■ Aim of the exercise
If a line in the entries below contains the word "calcification", it counts; report how many such lines there are, and only that number.

■ Input
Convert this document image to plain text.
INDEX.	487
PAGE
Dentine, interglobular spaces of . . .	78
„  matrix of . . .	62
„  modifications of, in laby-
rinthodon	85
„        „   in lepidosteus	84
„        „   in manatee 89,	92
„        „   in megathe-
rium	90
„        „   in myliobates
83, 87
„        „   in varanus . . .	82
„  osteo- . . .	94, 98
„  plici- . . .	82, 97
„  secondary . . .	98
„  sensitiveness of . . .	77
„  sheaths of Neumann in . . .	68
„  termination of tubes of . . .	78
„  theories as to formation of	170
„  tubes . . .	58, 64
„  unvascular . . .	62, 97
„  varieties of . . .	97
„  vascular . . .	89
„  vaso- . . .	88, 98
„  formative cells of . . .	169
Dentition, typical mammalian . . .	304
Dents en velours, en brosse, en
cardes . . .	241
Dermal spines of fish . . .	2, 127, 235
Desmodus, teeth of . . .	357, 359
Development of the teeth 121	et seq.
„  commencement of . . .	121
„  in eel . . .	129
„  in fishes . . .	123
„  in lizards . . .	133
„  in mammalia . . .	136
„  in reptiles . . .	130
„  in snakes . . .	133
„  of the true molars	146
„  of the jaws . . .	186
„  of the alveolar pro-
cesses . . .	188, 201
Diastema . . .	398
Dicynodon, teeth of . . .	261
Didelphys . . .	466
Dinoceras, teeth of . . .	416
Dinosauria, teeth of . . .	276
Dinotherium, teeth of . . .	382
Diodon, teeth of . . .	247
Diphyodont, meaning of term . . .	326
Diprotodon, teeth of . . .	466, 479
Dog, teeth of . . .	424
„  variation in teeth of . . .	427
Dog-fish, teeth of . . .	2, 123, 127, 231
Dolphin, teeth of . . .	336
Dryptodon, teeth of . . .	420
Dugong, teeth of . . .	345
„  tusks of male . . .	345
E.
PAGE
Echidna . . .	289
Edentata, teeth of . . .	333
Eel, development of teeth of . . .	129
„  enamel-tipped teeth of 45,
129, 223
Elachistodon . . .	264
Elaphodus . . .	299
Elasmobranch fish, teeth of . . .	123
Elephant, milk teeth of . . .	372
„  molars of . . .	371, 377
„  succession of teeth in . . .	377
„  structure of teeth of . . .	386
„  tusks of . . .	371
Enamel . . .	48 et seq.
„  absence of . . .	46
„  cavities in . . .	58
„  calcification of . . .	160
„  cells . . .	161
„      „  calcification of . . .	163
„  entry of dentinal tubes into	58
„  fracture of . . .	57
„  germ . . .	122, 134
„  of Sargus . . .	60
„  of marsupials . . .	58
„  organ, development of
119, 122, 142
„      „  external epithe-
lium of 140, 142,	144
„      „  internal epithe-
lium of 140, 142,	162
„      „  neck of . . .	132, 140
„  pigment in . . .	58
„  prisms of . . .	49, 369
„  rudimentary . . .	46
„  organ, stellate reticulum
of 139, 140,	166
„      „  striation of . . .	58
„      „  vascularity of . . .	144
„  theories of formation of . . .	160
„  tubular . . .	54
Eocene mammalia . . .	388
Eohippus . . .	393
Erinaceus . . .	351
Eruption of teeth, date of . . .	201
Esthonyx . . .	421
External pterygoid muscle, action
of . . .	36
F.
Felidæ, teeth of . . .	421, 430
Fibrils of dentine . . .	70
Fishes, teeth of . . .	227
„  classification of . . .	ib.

■ Output for this task
2